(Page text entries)
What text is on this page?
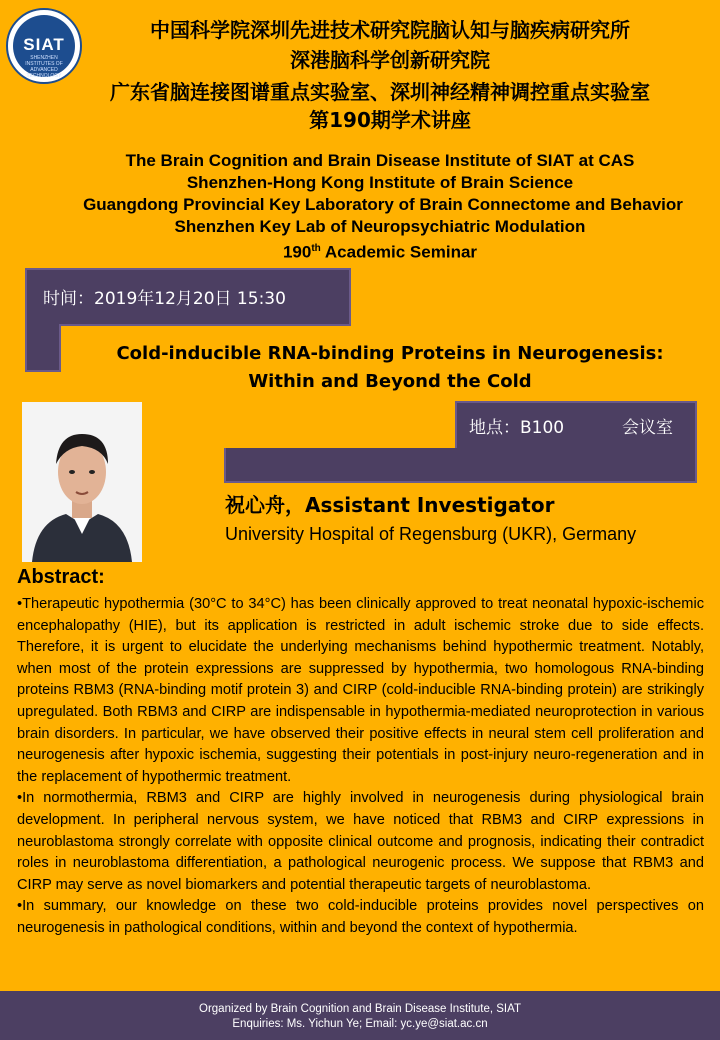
SIAT
SHENZHEN INSTITUTES OF ADVANCED TECHNOLOGY
中国科学院深圳先进技术研究院脑认知与脑疾病研究所
深港脑科学创新研究院
广东省脑连接图谱重点实验室、深圳神经精神调控重点实验室
第190期学术讲座
The Brain Cognition and Brain Disease Institute of SIAT at CAS
Shenzhen-Hong Kong Institute of Brain Science
Guangdong Provincial Key Laboratory of Brain Connectome and Behavior
Shenzhen Key Lab of Neuropsychiatric Modulation
190th Academic Seminar
时间：2019年12月20日 15:30
Cold-inducible RNA-binding Proteins in Neurogenesis:
Within and Beyond the Cold
地点：B100	会议室
祝心舟，Assistant Investigator
University Hospital of Regensburg (UKR), Germany
Abstract:

•Therapeutic hypothermia (30°C to 34°C) has been clinically approved to treat neonatal hypoxic-ischemic encephalopathy (HIE), but its application is restricted in adult ischemic stroke due to side effects. Therefore, it is urgent to elucidate the underlying mechanisms behind hypothermic treatment. Notably, when most of the protein expressions are suppressed by hypothermia, two homologous RNA-binding proteins RBM3 (RNA-binding motif protein 3) and CIRP (cold-inducible RNA-binding protein) are strikingly upregulated. Both RBM3 and CIRP are indispensable in hypothermia-mediated neuroprotection in various brain disorders. In particular, we have observed their positive effects in neural stem cell proliferation and neurogenesis after hypoxic ischemia, suggesting their potentials in post-injury neuro-regeneration and in the replacement of hypothermic treatment.

•In normothermia, RBM3 and CIRP are highly involved in neurogenesis during physiological brain development. In peripheral nervous system, we have noticed that RBM3 and CIRP expressions in neuroblastoma strongly correlate with opposite clinical outcome and prognosis, indicating their contradict roles in neuroblastoma differentiation, a pathological neurogenic process. We suppose that RBM3 and CIRP may serve as novel biomarkers and potential therapeutic targets of neuroblastoma.

•In summary, our knowledge on these two cold-inducible proteins provides novel perspectives on neurogenesis in pathological conditions, within and beyond the context of hypothermia.

Organized by Brain Cognition and Brain Disease Institute, SIAT
Enquiries: Ms. Yichun Ye; Email: yc.ye@siat.ac.cn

EXERCISE BRIEF -
Every line in the records above that has "Cognition" counts once. Give the total and nothing else.

ANSWER SECTION -
2